[YOUR TASK] Produce a verbatim copy of the entries listed below.

**** SUPPLIED MATERIAL

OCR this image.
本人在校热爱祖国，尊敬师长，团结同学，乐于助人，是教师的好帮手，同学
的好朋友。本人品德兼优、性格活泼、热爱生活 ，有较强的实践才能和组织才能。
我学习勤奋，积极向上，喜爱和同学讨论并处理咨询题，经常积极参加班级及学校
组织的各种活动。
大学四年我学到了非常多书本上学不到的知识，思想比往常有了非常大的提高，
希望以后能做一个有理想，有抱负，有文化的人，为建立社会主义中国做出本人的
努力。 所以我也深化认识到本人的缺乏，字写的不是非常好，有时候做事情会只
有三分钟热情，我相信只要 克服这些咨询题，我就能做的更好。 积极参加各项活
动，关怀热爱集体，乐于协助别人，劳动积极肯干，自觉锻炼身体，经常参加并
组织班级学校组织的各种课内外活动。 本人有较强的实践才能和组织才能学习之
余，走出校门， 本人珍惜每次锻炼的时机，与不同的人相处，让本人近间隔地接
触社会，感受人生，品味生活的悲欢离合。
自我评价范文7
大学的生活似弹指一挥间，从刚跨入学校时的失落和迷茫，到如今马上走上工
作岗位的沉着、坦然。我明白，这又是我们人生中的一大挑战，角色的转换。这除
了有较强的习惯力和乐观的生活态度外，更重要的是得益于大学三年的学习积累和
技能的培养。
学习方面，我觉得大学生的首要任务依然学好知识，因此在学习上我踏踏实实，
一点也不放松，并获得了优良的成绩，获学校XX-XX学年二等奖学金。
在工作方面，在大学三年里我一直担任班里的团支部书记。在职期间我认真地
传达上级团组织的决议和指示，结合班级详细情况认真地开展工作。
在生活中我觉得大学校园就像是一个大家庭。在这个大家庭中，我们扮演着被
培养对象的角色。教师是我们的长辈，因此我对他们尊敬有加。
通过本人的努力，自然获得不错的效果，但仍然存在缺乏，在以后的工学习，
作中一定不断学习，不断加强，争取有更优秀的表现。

********

[THE ANSWER]
OCR this image.
本人在校热爱祖国，尊敬师长，团结同学，乐于助人，是教师的好帮手，同学
的好朋友。本人品德兼优、性格活泼、热爱生活 ，有较强的实践才能和组织才能。
我学习勤奋，积极向上，喜爱和同学讨论并处理咨询题，经常积极参加班级及学校
组织的各种活动。
大学四年我学到了非常多书本上学不到的知识，思想比往常有了非常大的提高，
希望以后能做一个有理想，有抱负，有文化的人，为建立社会主义中国做出本人的
努力。 所以我也深化认识到本人的缺乏，字写的不是非常好，有时候做事情会只
有三分钟热情，我相信只要 克服这些咨询题，我就能做的更好。 积极参加各项活
动，关怀热爱集体，乐于协助别人，劳动积极肯干，自觉锻炼身体，经常参加并
组织班级学校组织的各种课内外活动。 本人有较强的实践才能和组织才能学习之
余，走出校门， 本人珍惜每次锻炼的时机，与不同的人相处，让本人近间隔地接
触社会，感受人生，品味生活的悲欢离合。
自我评价范文7
大学的生活似弹指一挥间，从刚跨入学校时的失落和迷茫，到如今马上走上工
作岗位的沉着、坦然。我明白，这又是我们人生中的一大挑战，角色的转换。这除
了有较强的习惯力和乐观的生活态度外，更重要的是得益于大学三年的学习积累和
技能的培养。
学习方面，我觉得大学生的首要任务依然学好知识，因此在学习上我踏踏实实，
一点也不放松，并获得了优良的成绩，获学校XX-XX学年二等奖学金。
在工作方面，在大学三年里我一直担任班里的团支部书记。在职期间我认真地
传达上级团组织的决议和指示，结合班级详细情况认真地开展工作。
在生活中我觉得大学校园就像是一个大家庭。在这个大家庭中，我们扮演着被
培养对象的角色。教师是我们的长辈，因此我对他们尊敬有加。
通过本人的努力，自然获得不错的效果，但仍然存在缺乏，在以后的工学习，
作中一定不断学习，不断加强，争取有更优秀的表现。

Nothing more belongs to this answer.